◆ QUOTED PASSAGE ◆

It’s best not to use your light brand colors in the content of your site in case some of your visitors have contrast sensitivity loss, though there are many places you can and should use them in your site decoration that won’t be problematic and will help spread your brand.

From brand to firebrand

Everyone wants their brand to take off. That’s the point of a brand. Companies sit down, think of all the associations they want to create in everyone’s mind, and in everyone’s heart, and design the brand to accomplish that. Recognition is important, but the goal of the brand is beyond that. The goal of the brand is to spread, so that enthusiasts for the brand pop up all over the place. Every brand is a firebrand.

Photo by Aziz Acharki on Unsplash

As everyone knows who’s built a fire when camping, it takes a while to get the fire going. Beyond that, the pyromaniacs among us will know that it also takes a while for the tip of a long stick put into the fire to catch fire itself to be useful as a torch, or a signal, or as a firebrand to light other campfires. Once it becomes a firebrand, though, it’ll burn for a long time before going out, unless you stamp it out, smother it in dirt, or douse it in water.

You wouldn’t do that, though, now that it’s at its productive stage. Instead, you’d use your firebrand to light everything around you that needs to be lit, be it your friend’s campfire, your cookstove, or that pile of pinecones you built up because… why not?

The goal of your firebrand is to spread your campfire. Similarly, the goal of your company brand is to spread like wildfire. Unfortunately, there are many things that can get in the way of its doing that. One of those things is the inaccessibility of the brand colors, but only if they’re used in the wrong way.

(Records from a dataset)
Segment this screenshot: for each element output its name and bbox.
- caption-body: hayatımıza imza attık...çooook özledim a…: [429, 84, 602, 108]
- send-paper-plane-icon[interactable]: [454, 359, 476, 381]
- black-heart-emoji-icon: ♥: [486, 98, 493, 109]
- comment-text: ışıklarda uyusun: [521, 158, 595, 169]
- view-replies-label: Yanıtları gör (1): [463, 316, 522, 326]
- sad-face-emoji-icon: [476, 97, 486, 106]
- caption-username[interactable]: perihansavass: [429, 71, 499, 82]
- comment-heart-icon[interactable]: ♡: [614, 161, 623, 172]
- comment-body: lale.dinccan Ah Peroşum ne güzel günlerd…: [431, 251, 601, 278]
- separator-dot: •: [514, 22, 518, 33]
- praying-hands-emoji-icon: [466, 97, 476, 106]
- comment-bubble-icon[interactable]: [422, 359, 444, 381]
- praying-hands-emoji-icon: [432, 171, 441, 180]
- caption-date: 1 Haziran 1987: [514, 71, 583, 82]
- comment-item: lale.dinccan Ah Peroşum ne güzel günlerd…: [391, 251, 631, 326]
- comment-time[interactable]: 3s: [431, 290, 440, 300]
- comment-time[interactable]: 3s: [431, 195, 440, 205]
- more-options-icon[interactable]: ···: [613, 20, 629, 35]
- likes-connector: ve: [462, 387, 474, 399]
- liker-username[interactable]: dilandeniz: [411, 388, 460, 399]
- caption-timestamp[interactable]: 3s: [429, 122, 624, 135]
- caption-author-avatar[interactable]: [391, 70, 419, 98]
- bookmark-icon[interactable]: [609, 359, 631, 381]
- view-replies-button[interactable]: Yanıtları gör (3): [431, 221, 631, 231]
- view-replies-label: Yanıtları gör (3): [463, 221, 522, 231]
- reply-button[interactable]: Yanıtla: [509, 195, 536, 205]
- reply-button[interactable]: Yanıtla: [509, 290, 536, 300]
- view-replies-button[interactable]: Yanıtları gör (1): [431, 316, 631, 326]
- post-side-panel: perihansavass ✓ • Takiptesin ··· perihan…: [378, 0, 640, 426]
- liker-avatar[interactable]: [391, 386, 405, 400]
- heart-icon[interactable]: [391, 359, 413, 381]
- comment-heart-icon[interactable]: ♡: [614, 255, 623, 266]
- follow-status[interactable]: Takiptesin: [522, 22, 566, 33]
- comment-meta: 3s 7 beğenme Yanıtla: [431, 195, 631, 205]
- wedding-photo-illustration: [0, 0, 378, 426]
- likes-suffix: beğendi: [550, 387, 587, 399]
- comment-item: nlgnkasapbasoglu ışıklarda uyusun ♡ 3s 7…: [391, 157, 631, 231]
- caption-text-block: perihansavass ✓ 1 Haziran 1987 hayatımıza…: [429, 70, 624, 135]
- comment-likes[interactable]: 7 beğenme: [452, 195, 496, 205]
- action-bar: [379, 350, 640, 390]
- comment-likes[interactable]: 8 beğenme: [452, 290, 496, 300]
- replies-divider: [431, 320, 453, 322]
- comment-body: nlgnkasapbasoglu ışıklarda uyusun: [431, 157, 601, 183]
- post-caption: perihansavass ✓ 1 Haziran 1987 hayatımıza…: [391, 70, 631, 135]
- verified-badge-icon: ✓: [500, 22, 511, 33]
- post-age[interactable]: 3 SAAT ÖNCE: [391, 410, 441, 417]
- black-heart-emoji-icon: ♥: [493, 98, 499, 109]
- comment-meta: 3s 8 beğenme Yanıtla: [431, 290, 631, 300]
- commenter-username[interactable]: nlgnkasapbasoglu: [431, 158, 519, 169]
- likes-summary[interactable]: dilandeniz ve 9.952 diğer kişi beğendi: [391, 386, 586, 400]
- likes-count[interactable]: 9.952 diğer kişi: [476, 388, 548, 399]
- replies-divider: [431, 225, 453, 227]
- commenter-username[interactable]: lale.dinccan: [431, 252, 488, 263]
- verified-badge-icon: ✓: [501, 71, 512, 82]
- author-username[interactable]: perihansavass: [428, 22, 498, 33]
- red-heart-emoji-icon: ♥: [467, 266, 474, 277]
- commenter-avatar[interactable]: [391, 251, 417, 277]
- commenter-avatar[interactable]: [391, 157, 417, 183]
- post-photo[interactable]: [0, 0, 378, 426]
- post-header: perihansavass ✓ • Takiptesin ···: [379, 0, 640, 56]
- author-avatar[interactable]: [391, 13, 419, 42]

◆ CHALLENGES ◆
**A)** In the passage on brand colors, give the part starting with "It’s best not" and going on through "spread your brand." again, swapping "visitors" for "readers".
**B)** Write the next part of the passage on brand colors and firebrands, picking up from its final sentence.

◆ ANSWERS TO EACH TASK ◆
**A)**
It’s best not to use your light brand colors in the content of your site in case some of your readers have contrast sensitivity loss, though there are many places you can and should use them in your site decoration that won’t be problematic and will help spread your brand.

**B)**
Bulls and sharks revisited

A year and a half ago in Bulls Can’t See Red, Can Sharks? I explained why it was so important to make sure your colors have a high enough contrast ratio to meet the accessibility standards. I showed some examples of color schemes that don’t meet the standards, explained why they don’t, and explored some of the problems of not meeting the contrast ratios.

shark and bull facing off

I gave some tools you could use to see whether your colors meet the contrast-ratio standard of 4.5:1 for the text of your regular-sized content. Principally, I recommended the WebAIM Contrast Checker for testing specific colors and figuring out how much you’d need to darken them to make them accessible for your content.

Screenshot of WebAIM Contrast Checker, with controls for hex value and brightness

While helpful for discovering color schemes that don’t work, and modifying them so they do, this tool can’t really help if you’re committed to your brand color, don’t want to modify it, and it’s unfortunately too light to be used on any of your text, whether links, buttons, or headings. What can you do then?

Brand theory

Before I attempt to answer that question, let’s spend a little bit of time considering why a company would be attracted to the idea of using their inaccessible brand color in various places that they’d otherwise want to be highly readable. First, they likely don’t know it’s not readable in their brand color on the one hand. If they have perfect eyes and fine contrast sensitivity, it may be easy for them to read something that objectively has a low contrast ratio.

On the other hand, they probably really want to inject their brand into their website as many places as possible. They’re invested in that color, probably rightly so for the emotion it evokes in their customers when they see it.

Color is powerfully evocative, as Branding Strategy Insider points out. Brands hope that by using it more liberally, their customers will become even more attached to the brand. This is why the brand color often ends up in text, links, headings, pull quotes, buttons, and navigation.

Content vs decoration

In our Quick and Dirty series on content generation, I explained one method for hammering out your website content as quickly as possible, but in that I never really defined “content”. It’s important to know what that term means as far as accessibility goes, especially since the standard your site needs to adhere to is the Web Content Accessibility Guidelines (WCAG). In this context, your content can expansively be defined as the parts of your website that convey meaning.

What counts as content?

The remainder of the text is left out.